Requirements: Exclude images, then output the remaining data verbatim.

---------- Items ----------

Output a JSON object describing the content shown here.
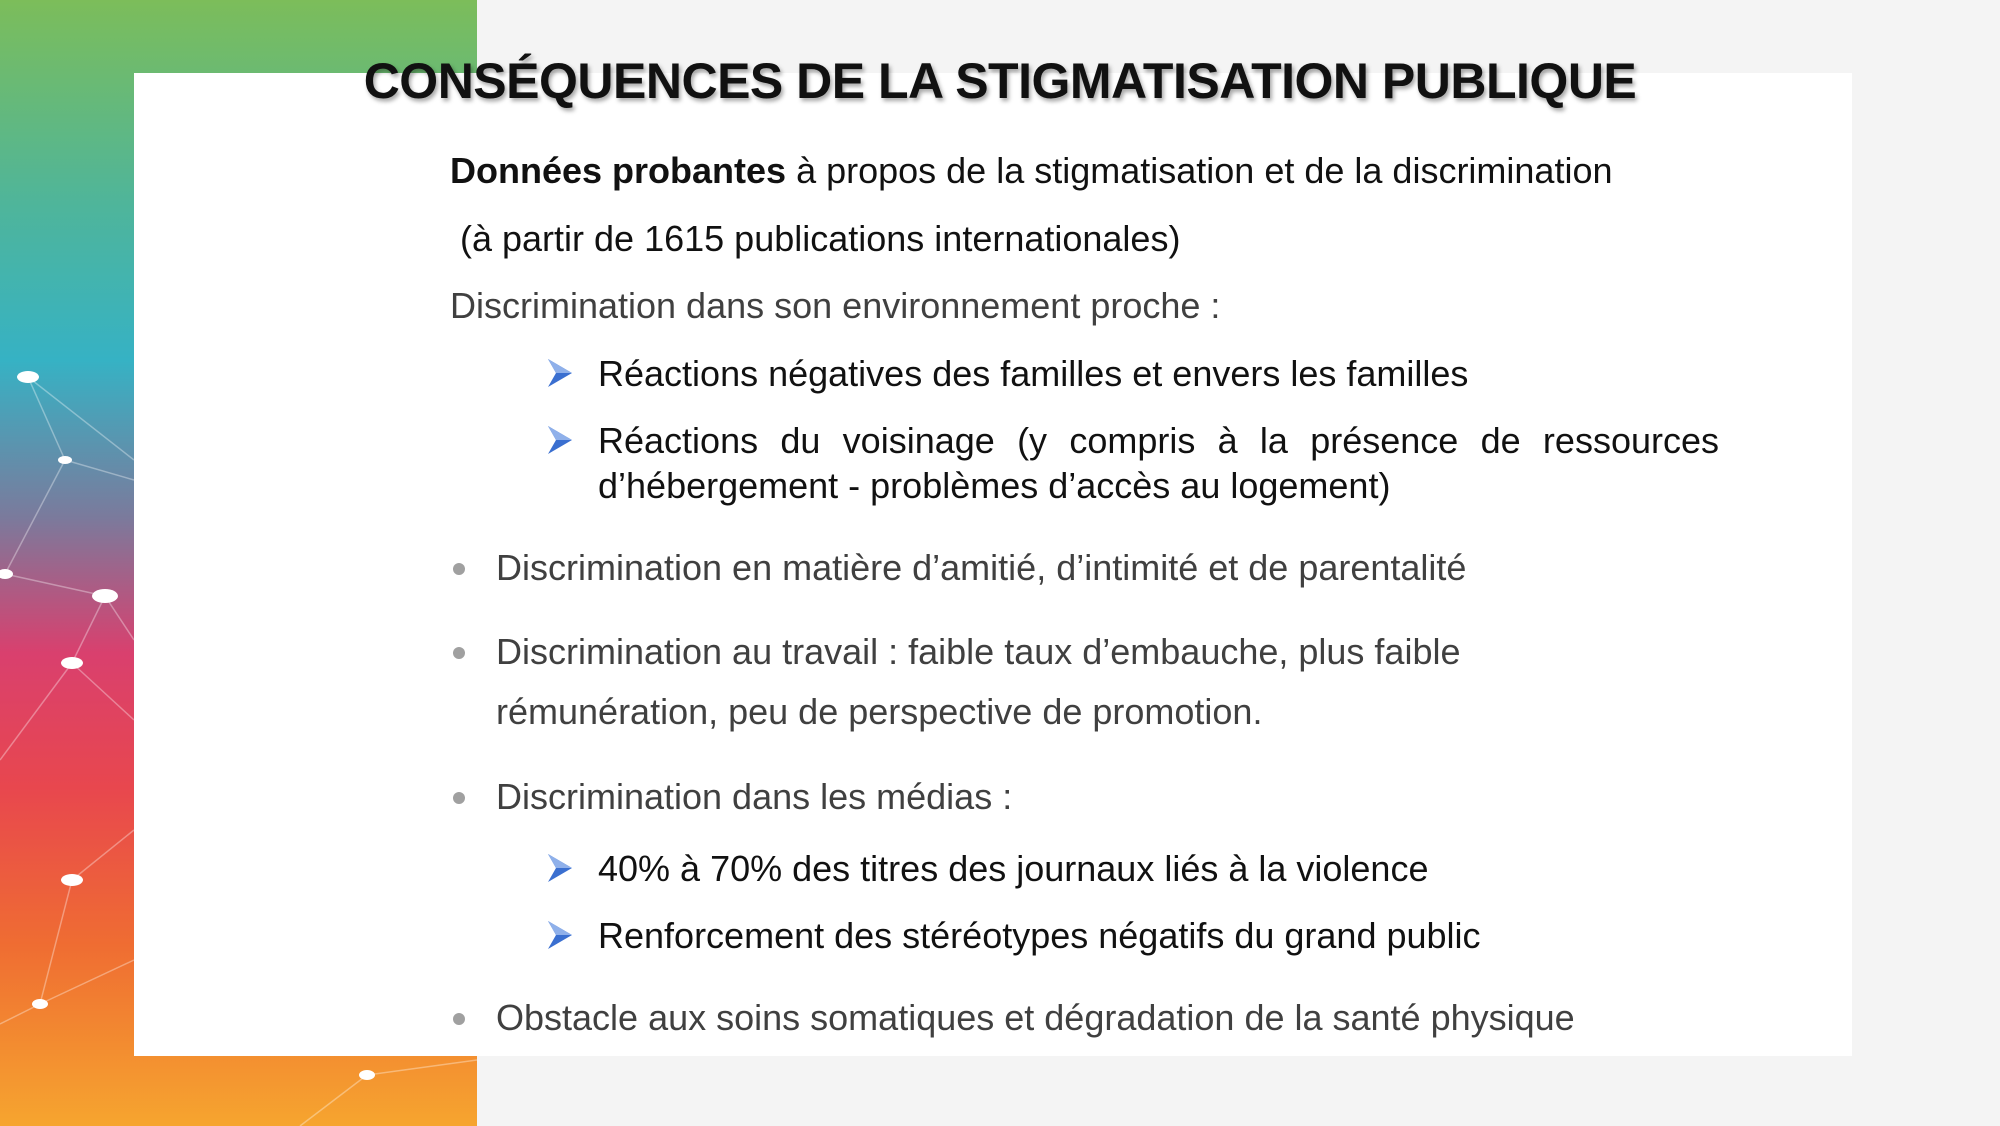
{
  "title": "CONSÉQUENCES DE LA STIGMATISATION PUBLIQUE",
  "intro": {
    "bold": "Données probantes",
    "rest": " à propos de la stigmatisation et de la discrimination",
    "line2": " (à partir de 1615 publications internationales)"
  },
  "section1": {
    "heading": "Discrimination dans son environnement proche :",
    "items": [
      "Réactions négatives des familles et envers les familles",
      "Réactions du voisinage (y compris à la présence de ressources",
      "d’hébergement - problèmes d’accès au logement)"
    ]
  },
  "bullets": [
    "Discrimination en matière d’amitié, d’intimité et de parentalité",
    "Discrimination au travail : faible taux d’embauche, plus faible",
    "rémunération, peu de perspective de promotion.",
    "Discrimination dans les médias :",
    "Obstacle aux soins somatiques et dégradation de la santé physique"
  ],
  "media_items": [
    "40% à 70% des titres des journaux liés à la violence",
    "Renforcement des stéréotypes négatifs du grand public"
  ],
  "colors": {
    "arrow": "#3a6fd0",
    "bullet": "#a0a0a0",
    "text_gray": "#404040"
  },
  "icons": {
    "sub_bullet": "arrow-bullet-icon",
    "bullet": "dot-bullet-icon"
  }
}
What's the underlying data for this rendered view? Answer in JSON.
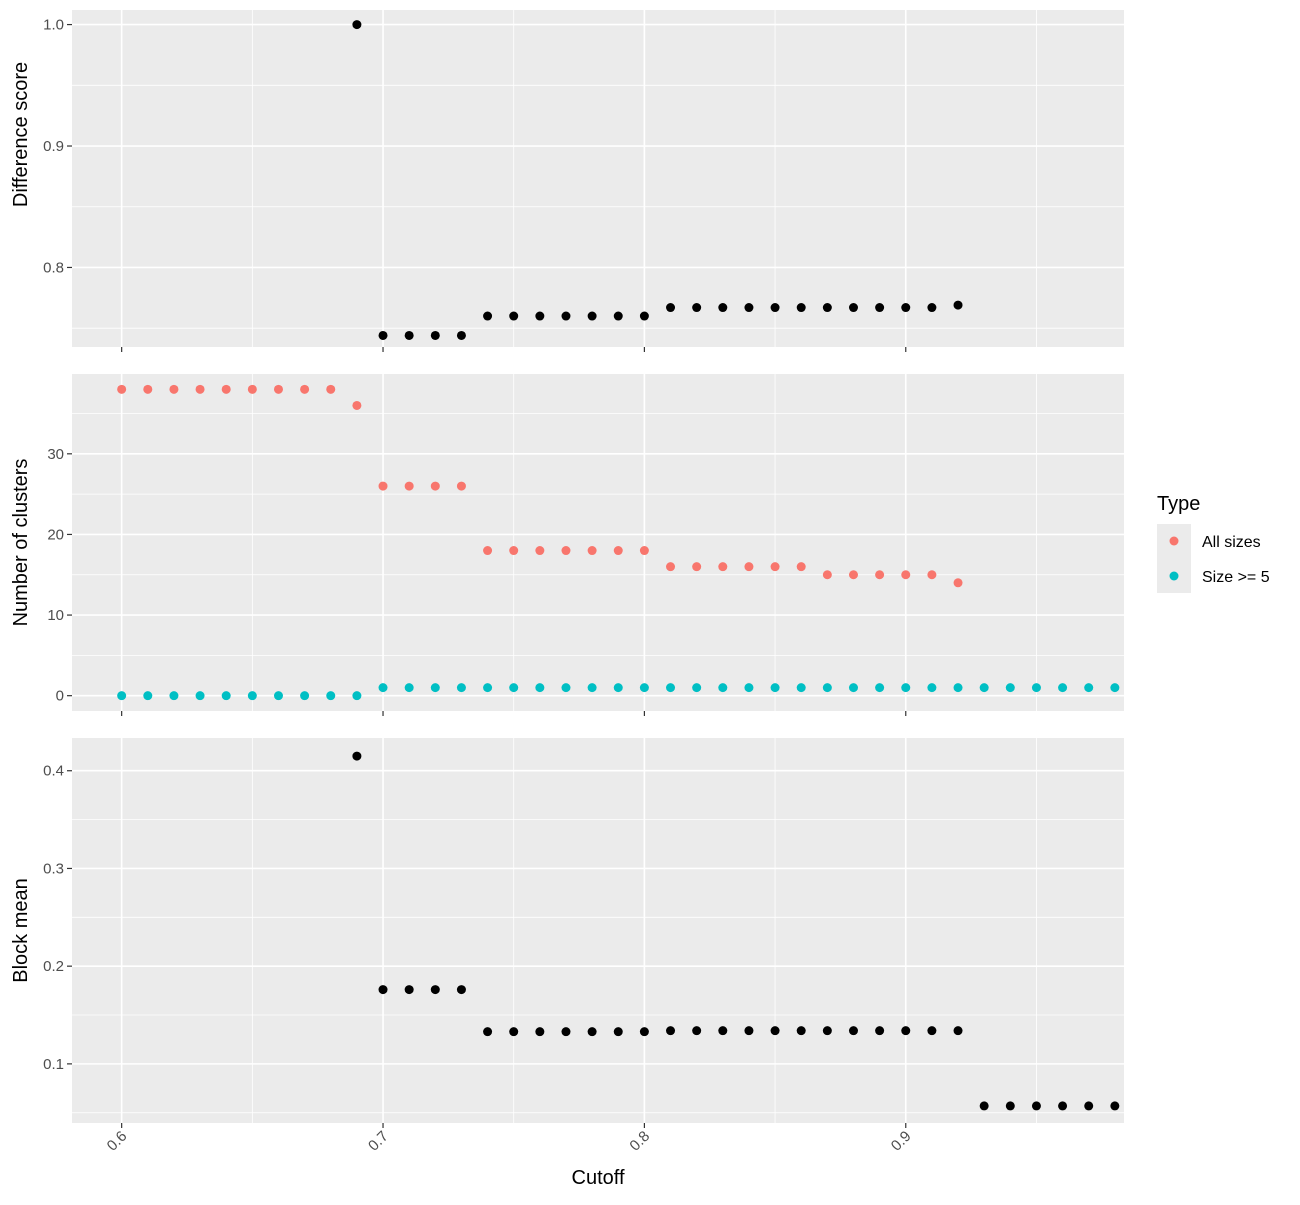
{
  "chart_data": {
    "type": "scatter",
    "xlabel": "Cutoff",
    "x_ticks": [
      0.6,
      0.7,
      0.8,
      0.9
    ],
    "xlim": [
      0.581,
      0.9835
    ],
    "panels": [
      {
        "id": "difference",
        "ylabel": "Difference score",
        "ylim": [
          0.7345,
          1.012
        ],
        "y_ticks": [
          0.8,
          0.9,
          1.0
        ],
        "y_tick_labels": [
          "0.8",
          "0.9",
          "1.0"
        ],
        "series": [
          {
            "color": "#000000",
            "x": [
              0.69,
              0.7,
              0.71,
              0.72,
              0.73,
              0.74,
              0.75,
              0.76,
              0.77,
              0.78,
              0.79,
              0.8,
              0.81,
              0.82,
              0.83,
              0.84,
              0.85,
              0.86,
              0.87,
              0.88,
              0.89,
              0.9,
              0.91,
              0.92
            ],
            "y": [
              1.0,
              0.744,
              0.744,
              0.744,
              0.744,
              0.76,
              0.76,
              0.76,
              0.76,
              0.76,
              0.76,
              0.76,
              0.767,
              0.767,
              0.767,
              0.767,
              0.767,
              0.767,
              0.767,
              0.767,
              0.767,
              0.767,
              0.767,
              0.769
            ]
          }
        ]
      },
      {
        "id": "clusters",
        "ylabel": "Number of clusters",
        "ylim": [
          -1.9,
          39.9
        ],
        "y_ticks": [
          0,
          10,
          20,
          30
        ],
        "y_tick_labels": [
          "0",
          "10",
          "20",
          "30"
        ],
        "series": [
          {
            "name": "All sizes",
            "color": "#F8766D",
            "x": [
              0.6,
              0.61,
              0.62,
              0.63,
              0.64,
              0.65,
              0.66,
              0.67,
              0.68,
              0.69,
              0.7,
              0.71,
              0.72,
              0.73,
              0.74,
              0.75,
              0.76,
              0.77,
              0.78,
              0.79,
              0.8,
              0.81,
              0.82,
              0.83,
              0.84,
              0.85,
              0.86,
              0.87,
              0.88,
              0.89,
              0.9,
              0.91,
              0.92
            ],
            "y": [
              38,
              38,
              38,
              38,
              38,
              38,
              38,
              38,
              38,
              36,
              26,
              26,
              26,
              26,
              18,
              18,
              18,
              18,
              18,
              18,
              18,
              16,
              16,
              16,
              16,
              16,
              16,
              15,
              15,
              15,
              15,
              15,
              14
            ]
          },
          {
            "name": "Size >= 5",
            "color": "#00BFC4",
            "x": [
              0.6,
              0.61,
              0.62,
              0.63,
              0.64,
              0.65,
              0.66,
              0.67,
              0.68,
              0.69,
              0.7,
              0.71,
              0.72,
              0.73,
              0.74,
              0.75,
              0.76,
              0.77,
              0.78,
              0.79,
              0.8,
              0.81,
              0.82,
              0.83,
              0.84,
              0.85,
              0.86,
              0.87,
              0.88,
              0.89,
              0.9,
              0.91,
              0.92,
              0.93,
              0.94,
              0.95,
              0.96,
              0.97,
              0.98
            ],
            "y": [
              0,
              0,
              0,
              0,
              0,
              0,
              0,
              0,
              0,
              0,
              1,
              1,
              1,
              1,
              1,
              1,
              1,
              1,
              1,
              1,
              1,
              1,
              1,
              1,
              1,
              1,
              1,
              1,
              1,
              1,
              1,
              1,
              1,
              1,
              1,
              1,
              1,
              1,
              1
            ]
          }
        ]
      },
      {
        "id": "blockmean",
        "ylabel": "Block mean",
        "ylim": [
          0.0395,
          0.4335
        ],
        "y_ticks": [
          0.1,
          0.2,
          0.3,
          0.4
        ],
        "y_tick_labels": [
          "0.1",
          "0.2",
          "0.3",
          "0.4"
        ],
        "series": [
          {
            "color": "#000000",
            "x": [
              0.69,
              0.7,
              0.71,
              0.72,
              0.73,
              0.74,
              0.75,
              0.76,
              0.77,
              0.78,
              0.79,
              0.8,
              0.81,
              0.82,
              0.83,
              0.84,
              0.85,
              0.86,
              0.87,
              0.88,
              0.89,
              0.9,
              0.91,
              0.92,
              0.93,
              0.94,
              0.95,
              0.96,
              0.97,
              0.98
            ],
            "y": [
              0.415,
              0.176,
              0.176,
              0.176,
              0.176,
              0.133,
              0.133,
              0.133,
              0.133,
              0.133,
              0.133,
              0.133,
              0.134,
              0.134,
              0.134,
              0.134,
              0.134,
              0.134,
              0.134,
              0.134,
              0.134,
              0.134,
              0.134,
              0.134,
              0.057,
              0.057,
              0.057,
              0.057,
              0.057,
              0.057
            ]
          }
        ]
      }
    ],
    "legend": {
      "title": "Type",
      "position": "right",
      "entries": [
        {
          "label": "All sizes",
          "color": "#F8766D"
        },
        {
          "label": "Size >= 5",
          "color": "#00BFC4"
        }
      ]
    },
    "grid": true,
    "background": "#EBEBEB"
  }
}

----------

Solution:
Output a JSON object describing the content shown here.
{
  "title": "CONSÉQUENCES DE LA STIGMATISATION PUBLIQUE",
  "intro": {
    "bold": "Données probantes",
    "rest": " à propos de la stigmatisation et de la discrimination",
    "line2": " (à partir de 1615 publications internationales)"
  },
  "section1": {
    "heading": "Discrimination dans son environnement proche :",
    "items": [
      "Réactions négatives des familles et envers les familles",
      "Réactions du voisinage (y compris à la présence de ressources",
      "d’hébergement - problèmes d’accès au logement)"
    ]
  },
  "bullets": [
    "Discrimination en matière d’amitié, d’intimité et de parentalité",
    "Discrimination au travail : faible taux d’embauche, plus faible",
    "rémunération, peu de perspective de promotion.",
    "Discrimination dans les médias :",
    "Obstacle aux soins somatiques et dégradation de la santé physique"
  ],
  "media_items": [
    "40% à 70% des titres des journaux liés à la violence",
    "Renforcement des stéréotypes négatifs du grand public"
  ],
  "colors": {
    "arrow": "#3a6fd0",
    "bullet": "#a0a0a0",
    "text_gray": "#404040"
  },
  "icons": {
    "sub_bullet": "arrow-bullet-icon",
    "bullet": "dot-bullet-icon"
  }
}
What's the underlying data for this rendered view? Answer in JSON.
{
  "chart_data": {
    "type": "scatter",
    "xlabel": "Cutoff",
    "x_ticks": [
      0.6,
      0.7,
      0.8,
      0.9
    ],
    "xlim": [
      0.581,
      0.9835
    ],
    "panels": [
      {
        "id": "difference",
        "ylabel": "Difference score",
        "ylim": [
          0.7345,
          1.012
        ],
        "y_ticks": [
          0.8,
          0.9,
          1.0
        ],
        "y_tick_labels": [
          "0.8",
          "0.9",
          "1.0"
        ],
        "series": [
          {
            "color": "#000000",
            "x": [
              0.69,
              0.7,
              0.71,
              0.72,
              0.73,
              0.74,
              0.75,
              0.76,
              0.77,
              0.78,
              0.79,
              0.8,
              0.81,
              0.82,
              0.83,
              0.84,
              0.85,
              0.86,
              0.87,
              0.88,
              0.89,
              0.9,
              0.91,
              0.92
            ],
            "y": [
              1.0,
              0.744,
              0.744,
              0.744,
              0.744,
              0.76,
              0.76,
              0.76,
              0.76,
              0.76,
              0.76,
              0.76,
              0.767,
              0.767,
              0.767,
              0.767,
              0.767,
              0.767,
              0.767,
              0.767,
              0.767,
              0.767,
              0.767,
              0.769
            ]
          }
        ]
      },
      {
        "id": "clusters",
        "ylabel": "Number of clusters",
        "ylim": [
          -1.9,
          39.9
        ],
        "y_ticks": [
          0,
          10,
          20,
          30
        ],
        "y_tick_labels": [
          "0",
          "10",
          "20",
          "30"
        ],
        "series": [
          {
            "name": "All sizes",
            "color": "#F8766D",
            "x": [
              0.6,
              0.61,
              0.62,
              0.63,
              0.64,
              0.65,
              0.66,
              0.67,
              0.68,
              0.69,
              0.7,
              0.71,
              0.72,
              0.73,
              0.74,
              0.75,
              0.76,
              0.77,
              0.78,
              0.79,
              0.8,
              0.81,
              0.82,
              0.83,
              0.84,
              0.85,
              0.86,
              0.87,
              0.88,
              0.89,
              0.9,
              0.91,
              0.92
            ],
            "y": [
              38,
              38,
              38,
              38,
              38,
              38,
              38,
              38,
              38,
              36,
              26,
              26,
              26,
              26,
              18,
              18,
              18,
              18,
              18,
              18,
              18,
              16,
              16,
              16,
              16,
              16,
              16,
              15,
              15,
              15,
              15,
              15,
              14
            ]
          },
          {
            "name": "Size >= 5",
            "color": "#00BFC4",
            "x": [
              0.6,
              0.61,
              0.62,
              0.63,
              0.64,
              0.65,
              0.66,
              0.67,
              0.68,
              0.69,
              0.7,
              0.71,
              0.72,
              0.73,
              0.74,
              0.75,
              0.76,
              0.77,
              0.78,
              0.79,
              0.8,
              0.81,
              0.82,
              0.83,
              0.84,
              0.85,
              0.86,
              0.87,
              0.88,
              0.89,
              0.9,
              0.91,
              0.92,
              0.93,
              0.94,
              0.95,
              0.96,
              0.97,
              0.98
            ],
            "y": [
              0,
              0,
              0,
              0,
              0,
              0,
              0,
              0,
              0,
              0,
              1,
              1,
              1,
              1,
              1,
              1,
              1,
              1,
              1,
              1,
              1,
              1,
              1,
              1,
              1,
              1,
              1,
              1,
              1,
              1,
              1,
              1,
              1,
              1,
              1,
              1,
              1,
              1,
              1
            ]
          }
        ]
      },
      {
        "id": "blockmean",
        "ylabel": "Block mean",
        "ylim": [
          0.0395,
          0.4335
        ],
        "y_ticks": [
          0.1,
          0.2,
          0.3,
          0.4
        ],
        "y_tick_labels": [
          "0.1",
          "0.2",
          "0.3",
          "0.4"
        ],
        "series": [
          {
            "color": "#000000",
            "x": [
              0.69,
              0.7,
              0.71,
              0.72,
              0.73,
              0.74,
              0.75,
              0.76,
              0.77,
              0.78,
              0.79,
              0.8,
              0.81,
              0.82,
              0.83,
              0.84,
              0.85,
              0.86,
              0.87,
              0.88,
              0.89,
              0.9,
              0.91,
              0.92,
              0.93,
              0.94,
              0.95,
              0.96,
              0.97,
              0.98
            ],
            "y": [
              0.415,
              0.176,
              0.176,
              0.176,
              0.176,
              0.133,
              0.133,
              0.133,
              0.133,
              0.133,
              0.133,
              0.133,
              0.134,
              0.134,
              0.134,
              0.134,
              0.134,
              0.134,
              0.134,
              0.134,
              0.134,
              0.134,
              0.134,
              0.134,
              0.057,
              0.057,
              0.057,
              0.057,
              0.057,
              0.057
            ]
          }
        ]
      }
    ],
    "legend": {
      "title": "Type",
      "position": "right",
      "entries": [
        {
          "label": "All sizes",
          "color": "#F8766D"
        },
        {
          "label": "Size >= 5",
          "color": "#00BFC4"
        }
      ]
    },
    "grid": true,
    "background": "#EBEBEB"
  }
}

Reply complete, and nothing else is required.